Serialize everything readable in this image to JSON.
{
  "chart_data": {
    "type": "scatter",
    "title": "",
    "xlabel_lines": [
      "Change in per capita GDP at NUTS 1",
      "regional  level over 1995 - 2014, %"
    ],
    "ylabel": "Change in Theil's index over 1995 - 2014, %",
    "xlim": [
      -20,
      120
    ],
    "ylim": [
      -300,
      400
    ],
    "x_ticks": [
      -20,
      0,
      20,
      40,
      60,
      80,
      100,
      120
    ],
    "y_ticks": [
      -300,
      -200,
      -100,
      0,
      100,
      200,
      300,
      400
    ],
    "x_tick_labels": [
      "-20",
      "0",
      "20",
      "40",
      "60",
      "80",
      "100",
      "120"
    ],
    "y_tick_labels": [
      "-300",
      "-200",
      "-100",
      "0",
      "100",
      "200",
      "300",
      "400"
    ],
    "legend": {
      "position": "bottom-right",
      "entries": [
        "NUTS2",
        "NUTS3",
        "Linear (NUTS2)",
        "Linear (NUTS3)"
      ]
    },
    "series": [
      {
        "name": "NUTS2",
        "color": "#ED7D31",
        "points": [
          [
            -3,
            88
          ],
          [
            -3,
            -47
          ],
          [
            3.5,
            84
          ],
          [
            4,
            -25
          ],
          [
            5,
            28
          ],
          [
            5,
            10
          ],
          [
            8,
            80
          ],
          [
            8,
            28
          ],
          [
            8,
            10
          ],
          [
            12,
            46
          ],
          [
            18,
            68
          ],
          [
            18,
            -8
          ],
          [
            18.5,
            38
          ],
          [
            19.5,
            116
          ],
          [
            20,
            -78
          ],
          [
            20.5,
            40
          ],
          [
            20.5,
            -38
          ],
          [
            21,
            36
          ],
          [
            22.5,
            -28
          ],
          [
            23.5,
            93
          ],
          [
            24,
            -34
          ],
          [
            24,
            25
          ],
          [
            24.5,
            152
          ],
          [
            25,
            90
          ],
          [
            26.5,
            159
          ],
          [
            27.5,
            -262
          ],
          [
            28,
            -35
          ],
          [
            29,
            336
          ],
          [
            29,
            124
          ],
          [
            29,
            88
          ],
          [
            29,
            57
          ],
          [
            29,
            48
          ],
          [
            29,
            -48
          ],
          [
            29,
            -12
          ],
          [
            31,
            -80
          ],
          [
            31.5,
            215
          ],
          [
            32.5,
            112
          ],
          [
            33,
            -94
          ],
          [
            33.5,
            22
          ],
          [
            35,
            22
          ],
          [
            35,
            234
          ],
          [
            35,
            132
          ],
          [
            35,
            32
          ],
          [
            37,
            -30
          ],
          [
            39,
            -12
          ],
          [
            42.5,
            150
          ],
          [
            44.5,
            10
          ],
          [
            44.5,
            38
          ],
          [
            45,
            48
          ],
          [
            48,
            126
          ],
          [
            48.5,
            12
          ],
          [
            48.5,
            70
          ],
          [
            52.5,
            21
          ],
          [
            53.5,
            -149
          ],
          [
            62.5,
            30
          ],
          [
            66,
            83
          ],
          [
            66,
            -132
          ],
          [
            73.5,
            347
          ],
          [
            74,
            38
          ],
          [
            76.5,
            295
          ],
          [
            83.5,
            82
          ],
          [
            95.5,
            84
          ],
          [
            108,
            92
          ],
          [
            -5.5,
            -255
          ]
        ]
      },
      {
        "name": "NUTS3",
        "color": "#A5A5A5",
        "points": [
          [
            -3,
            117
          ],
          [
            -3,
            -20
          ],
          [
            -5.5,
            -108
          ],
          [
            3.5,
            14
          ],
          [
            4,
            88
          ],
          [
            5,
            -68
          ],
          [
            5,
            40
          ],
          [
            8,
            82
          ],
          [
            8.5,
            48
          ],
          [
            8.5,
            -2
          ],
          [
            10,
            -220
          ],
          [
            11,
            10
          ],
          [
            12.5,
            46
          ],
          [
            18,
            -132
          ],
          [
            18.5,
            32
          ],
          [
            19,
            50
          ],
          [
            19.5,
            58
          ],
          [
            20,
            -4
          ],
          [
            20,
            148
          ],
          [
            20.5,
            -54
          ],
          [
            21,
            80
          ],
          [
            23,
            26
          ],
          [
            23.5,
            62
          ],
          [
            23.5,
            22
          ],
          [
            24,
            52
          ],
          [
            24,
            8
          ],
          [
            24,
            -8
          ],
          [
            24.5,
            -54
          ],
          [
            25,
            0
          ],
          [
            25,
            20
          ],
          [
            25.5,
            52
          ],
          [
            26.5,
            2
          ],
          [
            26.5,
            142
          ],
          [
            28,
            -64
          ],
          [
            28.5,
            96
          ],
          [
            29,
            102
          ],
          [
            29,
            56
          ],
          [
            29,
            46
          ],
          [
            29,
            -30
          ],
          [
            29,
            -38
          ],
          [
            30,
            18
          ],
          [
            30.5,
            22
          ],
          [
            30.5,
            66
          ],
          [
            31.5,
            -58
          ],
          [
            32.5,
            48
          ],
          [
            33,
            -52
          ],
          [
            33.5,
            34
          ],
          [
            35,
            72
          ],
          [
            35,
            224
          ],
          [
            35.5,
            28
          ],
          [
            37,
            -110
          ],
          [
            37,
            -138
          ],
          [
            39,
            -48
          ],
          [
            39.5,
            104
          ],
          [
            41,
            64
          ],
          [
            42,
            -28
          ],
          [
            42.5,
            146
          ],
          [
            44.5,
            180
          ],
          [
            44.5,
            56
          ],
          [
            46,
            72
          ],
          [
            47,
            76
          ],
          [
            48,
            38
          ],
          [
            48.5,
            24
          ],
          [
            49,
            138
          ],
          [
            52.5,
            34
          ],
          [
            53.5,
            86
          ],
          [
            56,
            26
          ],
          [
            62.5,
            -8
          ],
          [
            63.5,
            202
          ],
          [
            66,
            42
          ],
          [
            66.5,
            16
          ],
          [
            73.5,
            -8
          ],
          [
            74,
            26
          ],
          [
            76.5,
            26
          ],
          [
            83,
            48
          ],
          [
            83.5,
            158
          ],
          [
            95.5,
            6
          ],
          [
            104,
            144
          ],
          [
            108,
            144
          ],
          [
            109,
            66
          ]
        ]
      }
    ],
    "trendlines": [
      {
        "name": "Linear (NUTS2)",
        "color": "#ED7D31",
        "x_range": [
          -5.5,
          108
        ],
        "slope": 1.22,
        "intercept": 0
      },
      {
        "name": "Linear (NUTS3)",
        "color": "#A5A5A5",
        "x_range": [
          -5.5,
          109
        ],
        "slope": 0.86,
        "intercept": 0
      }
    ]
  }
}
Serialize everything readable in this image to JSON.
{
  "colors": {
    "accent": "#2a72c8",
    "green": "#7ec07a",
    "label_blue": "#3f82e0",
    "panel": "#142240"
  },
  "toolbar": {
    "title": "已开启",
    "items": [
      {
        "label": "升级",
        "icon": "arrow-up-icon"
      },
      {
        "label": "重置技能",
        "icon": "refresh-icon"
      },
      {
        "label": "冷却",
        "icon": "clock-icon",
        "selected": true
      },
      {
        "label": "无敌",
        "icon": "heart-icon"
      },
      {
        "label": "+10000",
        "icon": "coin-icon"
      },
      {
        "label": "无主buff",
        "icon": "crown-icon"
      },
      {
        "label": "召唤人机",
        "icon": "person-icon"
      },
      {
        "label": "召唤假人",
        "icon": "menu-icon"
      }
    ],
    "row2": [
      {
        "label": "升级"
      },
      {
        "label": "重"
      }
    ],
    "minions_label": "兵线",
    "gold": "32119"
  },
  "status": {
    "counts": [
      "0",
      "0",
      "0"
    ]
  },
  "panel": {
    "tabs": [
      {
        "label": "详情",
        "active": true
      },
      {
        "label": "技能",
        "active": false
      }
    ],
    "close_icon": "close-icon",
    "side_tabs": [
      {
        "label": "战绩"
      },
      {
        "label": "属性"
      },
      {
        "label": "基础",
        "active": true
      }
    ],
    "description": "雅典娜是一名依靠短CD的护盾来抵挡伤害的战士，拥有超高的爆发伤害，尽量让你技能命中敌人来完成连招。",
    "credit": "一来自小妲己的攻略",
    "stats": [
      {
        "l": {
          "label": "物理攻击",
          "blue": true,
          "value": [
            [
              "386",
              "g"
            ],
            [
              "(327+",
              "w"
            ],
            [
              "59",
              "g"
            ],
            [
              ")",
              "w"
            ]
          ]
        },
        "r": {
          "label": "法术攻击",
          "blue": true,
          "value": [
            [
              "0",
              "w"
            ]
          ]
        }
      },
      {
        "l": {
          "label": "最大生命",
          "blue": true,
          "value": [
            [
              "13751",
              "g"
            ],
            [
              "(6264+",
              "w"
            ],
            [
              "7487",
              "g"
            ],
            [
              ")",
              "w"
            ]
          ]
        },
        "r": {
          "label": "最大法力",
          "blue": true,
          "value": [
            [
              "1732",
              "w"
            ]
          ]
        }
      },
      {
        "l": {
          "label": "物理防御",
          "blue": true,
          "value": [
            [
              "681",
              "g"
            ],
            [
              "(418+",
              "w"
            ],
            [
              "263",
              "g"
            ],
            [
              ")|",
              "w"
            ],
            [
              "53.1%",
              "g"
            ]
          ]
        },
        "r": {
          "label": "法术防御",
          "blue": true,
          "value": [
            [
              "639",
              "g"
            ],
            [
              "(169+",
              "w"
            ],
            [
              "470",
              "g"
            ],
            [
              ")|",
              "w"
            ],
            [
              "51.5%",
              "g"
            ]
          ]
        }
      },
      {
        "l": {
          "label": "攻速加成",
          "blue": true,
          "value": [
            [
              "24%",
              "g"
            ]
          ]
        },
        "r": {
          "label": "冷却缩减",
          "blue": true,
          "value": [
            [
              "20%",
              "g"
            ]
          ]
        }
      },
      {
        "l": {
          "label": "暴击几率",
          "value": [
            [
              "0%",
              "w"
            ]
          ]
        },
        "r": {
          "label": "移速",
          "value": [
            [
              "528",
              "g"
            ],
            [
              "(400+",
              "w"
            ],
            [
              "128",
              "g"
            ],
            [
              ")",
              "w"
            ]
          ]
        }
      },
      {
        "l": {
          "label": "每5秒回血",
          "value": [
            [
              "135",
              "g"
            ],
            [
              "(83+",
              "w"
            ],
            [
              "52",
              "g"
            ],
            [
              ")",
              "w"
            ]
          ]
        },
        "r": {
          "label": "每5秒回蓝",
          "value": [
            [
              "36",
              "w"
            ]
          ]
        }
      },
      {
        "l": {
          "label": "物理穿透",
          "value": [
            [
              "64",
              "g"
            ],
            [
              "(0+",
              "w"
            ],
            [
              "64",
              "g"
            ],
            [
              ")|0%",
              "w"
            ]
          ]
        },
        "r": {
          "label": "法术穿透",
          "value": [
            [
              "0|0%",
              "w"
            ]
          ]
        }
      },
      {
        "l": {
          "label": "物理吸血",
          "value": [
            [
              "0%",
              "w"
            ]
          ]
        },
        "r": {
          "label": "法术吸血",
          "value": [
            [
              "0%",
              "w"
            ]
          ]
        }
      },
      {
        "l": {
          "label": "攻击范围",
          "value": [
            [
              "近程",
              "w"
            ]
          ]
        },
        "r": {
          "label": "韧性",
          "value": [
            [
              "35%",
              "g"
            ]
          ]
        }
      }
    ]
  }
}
^^^^^^^^^^^^^^^^
PROBLEM DESCRIPTION:
Gather every line from the listing above in which "over" appears, and copy those lines.

TASK RESPONSE:
      "regional  level over 1995 - 2014, %"
    "ylabel": "Change in Theil's index over 1995 - 2014, %",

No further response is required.